#### Recorded information:
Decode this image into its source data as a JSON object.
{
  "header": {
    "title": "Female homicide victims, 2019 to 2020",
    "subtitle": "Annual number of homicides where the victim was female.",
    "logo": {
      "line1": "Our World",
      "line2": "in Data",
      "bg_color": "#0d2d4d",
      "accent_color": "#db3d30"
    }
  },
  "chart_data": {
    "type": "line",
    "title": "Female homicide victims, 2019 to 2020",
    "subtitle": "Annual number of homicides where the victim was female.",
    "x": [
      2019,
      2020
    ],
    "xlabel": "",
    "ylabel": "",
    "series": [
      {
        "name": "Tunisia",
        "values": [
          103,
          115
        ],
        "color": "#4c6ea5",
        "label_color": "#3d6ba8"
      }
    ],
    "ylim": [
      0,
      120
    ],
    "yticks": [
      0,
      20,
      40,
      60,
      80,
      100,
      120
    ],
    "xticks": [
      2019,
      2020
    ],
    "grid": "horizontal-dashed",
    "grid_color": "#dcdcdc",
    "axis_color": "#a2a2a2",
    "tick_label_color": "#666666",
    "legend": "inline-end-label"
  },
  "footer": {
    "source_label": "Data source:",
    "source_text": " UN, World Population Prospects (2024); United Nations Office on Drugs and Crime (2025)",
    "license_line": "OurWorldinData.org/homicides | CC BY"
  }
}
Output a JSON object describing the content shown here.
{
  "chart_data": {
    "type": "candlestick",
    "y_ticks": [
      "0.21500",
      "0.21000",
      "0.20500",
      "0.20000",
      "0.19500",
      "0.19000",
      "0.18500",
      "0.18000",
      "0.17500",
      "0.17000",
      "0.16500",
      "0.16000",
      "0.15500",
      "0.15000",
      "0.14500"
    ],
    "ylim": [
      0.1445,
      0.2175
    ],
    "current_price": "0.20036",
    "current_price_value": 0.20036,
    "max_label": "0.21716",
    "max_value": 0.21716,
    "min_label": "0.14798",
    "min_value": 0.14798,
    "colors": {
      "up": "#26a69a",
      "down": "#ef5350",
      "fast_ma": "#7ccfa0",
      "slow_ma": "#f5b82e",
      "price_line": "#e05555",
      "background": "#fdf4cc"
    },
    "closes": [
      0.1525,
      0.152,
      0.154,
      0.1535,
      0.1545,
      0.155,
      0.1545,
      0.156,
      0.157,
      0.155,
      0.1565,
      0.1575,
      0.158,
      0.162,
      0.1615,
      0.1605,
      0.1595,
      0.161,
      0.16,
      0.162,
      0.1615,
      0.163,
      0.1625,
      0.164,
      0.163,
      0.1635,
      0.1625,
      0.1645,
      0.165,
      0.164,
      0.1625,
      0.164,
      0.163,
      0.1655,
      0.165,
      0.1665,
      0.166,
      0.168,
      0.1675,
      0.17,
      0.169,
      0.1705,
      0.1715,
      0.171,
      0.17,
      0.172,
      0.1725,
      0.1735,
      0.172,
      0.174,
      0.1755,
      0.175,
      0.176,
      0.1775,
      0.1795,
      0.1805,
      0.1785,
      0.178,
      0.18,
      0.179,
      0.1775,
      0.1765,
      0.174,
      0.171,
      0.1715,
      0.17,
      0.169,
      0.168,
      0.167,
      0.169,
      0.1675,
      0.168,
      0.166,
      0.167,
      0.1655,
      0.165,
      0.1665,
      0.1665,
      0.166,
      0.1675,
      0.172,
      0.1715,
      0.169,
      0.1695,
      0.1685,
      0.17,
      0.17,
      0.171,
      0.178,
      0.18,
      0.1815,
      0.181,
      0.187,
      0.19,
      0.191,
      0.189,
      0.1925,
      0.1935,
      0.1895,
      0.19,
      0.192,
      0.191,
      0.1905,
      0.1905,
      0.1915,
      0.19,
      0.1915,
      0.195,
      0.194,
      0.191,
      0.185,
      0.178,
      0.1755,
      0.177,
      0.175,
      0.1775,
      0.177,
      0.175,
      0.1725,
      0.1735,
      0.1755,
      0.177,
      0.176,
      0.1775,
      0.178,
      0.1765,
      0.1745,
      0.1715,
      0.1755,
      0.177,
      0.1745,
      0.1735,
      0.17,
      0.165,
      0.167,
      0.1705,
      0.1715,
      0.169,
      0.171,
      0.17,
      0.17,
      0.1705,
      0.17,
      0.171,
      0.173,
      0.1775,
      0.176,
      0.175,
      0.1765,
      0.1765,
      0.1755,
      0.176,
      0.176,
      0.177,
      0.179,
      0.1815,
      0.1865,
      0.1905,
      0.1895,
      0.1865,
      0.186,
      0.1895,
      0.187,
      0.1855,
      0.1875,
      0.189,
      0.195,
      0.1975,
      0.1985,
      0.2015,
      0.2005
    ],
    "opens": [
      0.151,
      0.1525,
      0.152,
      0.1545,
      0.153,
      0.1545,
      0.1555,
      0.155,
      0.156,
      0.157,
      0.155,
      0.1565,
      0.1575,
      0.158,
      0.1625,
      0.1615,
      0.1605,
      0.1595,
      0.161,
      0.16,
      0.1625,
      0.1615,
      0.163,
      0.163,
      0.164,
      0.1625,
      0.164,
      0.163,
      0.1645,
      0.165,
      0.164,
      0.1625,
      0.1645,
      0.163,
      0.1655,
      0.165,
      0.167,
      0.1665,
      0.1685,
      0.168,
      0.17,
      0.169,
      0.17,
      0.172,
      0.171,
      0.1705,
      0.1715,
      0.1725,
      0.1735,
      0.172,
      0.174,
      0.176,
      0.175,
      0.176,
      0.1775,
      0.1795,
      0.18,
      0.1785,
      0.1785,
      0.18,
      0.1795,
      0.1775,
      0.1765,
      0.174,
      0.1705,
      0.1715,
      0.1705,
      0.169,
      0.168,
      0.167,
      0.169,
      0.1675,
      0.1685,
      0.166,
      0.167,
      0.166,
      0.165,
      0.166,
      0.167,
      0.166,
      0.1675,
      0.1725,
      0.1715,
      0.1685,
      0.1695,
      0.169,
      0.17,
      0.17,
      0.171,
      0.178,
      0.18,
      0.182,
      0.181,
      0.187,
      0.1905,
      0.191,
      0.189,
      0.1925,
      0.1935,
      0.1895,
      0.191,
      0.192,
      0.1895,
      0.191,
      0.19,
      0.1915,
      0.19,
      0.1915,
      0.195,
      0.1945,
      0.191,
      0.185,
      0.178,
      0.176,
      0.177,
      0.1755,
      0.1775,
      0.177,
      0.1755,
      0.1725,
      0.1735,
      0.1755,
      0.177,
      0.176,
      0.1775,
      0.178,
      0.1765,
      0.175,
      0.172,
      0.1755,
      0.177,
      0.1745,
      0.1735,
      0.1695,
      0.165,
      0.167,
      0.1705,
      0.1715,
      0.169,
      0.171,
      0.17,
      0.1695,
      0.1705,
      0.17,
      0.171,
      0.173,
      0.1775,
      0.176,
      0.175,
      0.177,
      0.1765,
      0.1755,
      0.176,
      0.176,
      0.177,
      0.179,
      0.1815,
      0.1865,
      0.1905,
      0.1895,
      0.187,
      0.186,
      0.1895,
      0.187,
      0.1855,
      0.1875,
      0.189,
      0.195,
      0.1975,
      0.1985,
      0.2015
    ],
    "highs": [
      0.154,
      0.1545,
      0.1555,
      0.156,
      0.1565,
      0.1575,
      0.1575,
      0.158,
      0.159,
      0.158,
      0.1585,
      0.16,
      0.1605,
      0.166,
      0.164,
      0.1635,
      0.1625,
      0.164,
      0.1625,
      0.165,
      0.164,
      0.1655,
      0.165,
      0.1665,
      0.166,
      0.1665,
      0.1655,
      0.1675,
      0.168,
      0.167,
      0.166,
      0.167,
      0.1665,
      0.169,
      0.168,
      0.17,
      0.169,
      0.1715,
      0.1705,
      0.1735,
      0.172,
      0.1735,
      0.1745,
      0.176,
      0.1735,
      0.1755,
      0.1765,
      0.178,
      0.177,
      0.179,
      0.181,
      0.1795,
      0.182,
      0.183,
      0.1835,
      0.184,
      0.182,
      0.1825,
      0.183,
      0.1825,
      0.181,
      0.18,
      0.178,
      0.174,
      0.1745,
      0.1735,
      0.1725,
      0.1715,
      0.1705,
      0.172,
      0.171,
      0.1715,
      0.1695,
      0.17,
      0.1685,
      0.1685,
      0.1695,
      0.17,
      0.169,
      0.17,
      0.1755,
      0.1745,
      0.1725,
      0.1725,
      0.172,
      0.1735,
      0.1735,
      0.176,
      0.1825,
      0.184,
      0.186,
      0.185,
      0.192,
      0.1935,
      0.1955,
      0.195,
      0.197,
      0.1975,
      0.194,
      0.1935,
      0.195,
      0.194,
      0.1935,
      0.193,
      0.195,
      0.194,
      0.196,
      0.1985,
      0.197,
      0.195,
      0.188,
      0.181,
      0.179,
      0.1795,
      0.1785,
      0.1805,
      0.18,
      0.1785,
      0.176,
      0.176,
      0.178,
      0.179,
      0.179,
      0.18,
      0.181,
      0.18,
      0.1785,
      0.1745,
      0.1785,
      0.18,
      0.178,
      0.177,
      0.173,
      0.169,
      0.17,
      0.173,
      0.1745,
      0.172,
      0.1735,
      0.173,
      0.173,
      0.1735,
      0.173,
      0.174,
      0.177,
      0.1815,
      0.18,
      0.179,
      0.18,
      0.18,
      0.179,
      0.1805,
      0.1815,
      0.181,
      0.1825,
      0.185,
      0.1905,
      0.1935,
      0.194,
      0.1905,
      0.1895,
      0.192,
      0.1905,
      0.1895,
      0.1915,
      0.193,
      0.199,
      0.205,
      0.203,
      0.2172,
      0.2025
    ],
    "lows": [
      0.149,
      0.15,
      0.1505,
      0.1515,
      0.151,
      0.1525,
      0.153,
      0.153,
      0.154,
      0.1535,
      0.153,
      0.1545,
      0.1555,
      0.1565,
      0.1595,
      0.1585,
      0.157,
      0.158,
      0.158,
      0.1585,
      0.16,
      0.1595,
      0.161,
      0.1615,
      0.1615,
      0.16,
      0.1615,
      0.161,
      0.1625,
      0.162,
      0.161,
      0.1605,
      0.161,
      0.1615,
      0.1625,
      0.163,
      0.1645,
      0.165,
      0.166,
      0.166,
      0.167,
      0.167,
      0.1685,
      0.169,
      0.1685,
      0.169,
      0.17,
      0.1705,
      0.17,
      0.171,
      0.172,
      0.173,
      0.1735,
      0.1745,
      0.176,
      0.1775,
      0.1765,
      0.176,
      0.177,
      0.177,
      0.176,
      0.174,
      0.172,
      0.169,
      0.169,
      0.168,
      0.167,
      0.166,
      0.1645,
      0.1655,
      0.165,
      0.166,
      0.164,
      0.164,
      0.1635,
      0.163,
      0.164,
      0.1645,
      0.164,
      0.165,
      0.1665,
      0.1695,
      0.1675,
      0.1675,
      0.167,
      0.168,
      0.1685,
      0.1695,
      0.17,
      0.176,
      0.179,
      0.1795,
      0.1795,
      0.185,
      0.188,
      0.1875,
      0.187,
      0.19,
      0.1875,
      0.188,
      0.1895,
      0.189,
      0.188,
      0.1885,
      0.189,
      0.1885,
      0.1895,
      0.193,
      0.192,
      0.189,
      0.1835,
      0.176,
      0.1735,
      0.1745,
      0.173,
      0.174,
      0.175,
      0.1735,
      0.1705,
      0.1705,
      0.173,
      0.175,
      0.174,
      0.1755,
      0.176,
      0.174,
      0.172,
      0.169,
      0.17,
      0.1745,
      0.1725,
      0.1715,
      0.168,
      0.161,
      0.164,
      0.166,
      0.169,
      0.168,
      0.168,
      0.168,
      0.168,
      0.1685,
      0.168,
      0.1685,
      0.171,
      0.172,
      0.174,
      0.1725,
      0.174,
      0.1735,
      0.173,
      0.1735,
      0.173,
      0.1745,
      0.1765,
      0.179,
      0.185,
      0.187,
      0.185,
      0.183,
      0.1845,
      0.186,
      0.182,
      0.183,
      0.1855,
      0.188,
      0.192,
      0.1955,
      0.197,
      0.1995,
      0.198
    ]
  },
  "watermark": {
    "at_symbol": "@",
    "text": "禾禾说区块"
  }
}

#### Do this:
Find every line above that contains the word "JSON", and return each one.

#### Expected output:
Decode this image into its source data as a JSON object.
Output a JSON object describing the content shown here.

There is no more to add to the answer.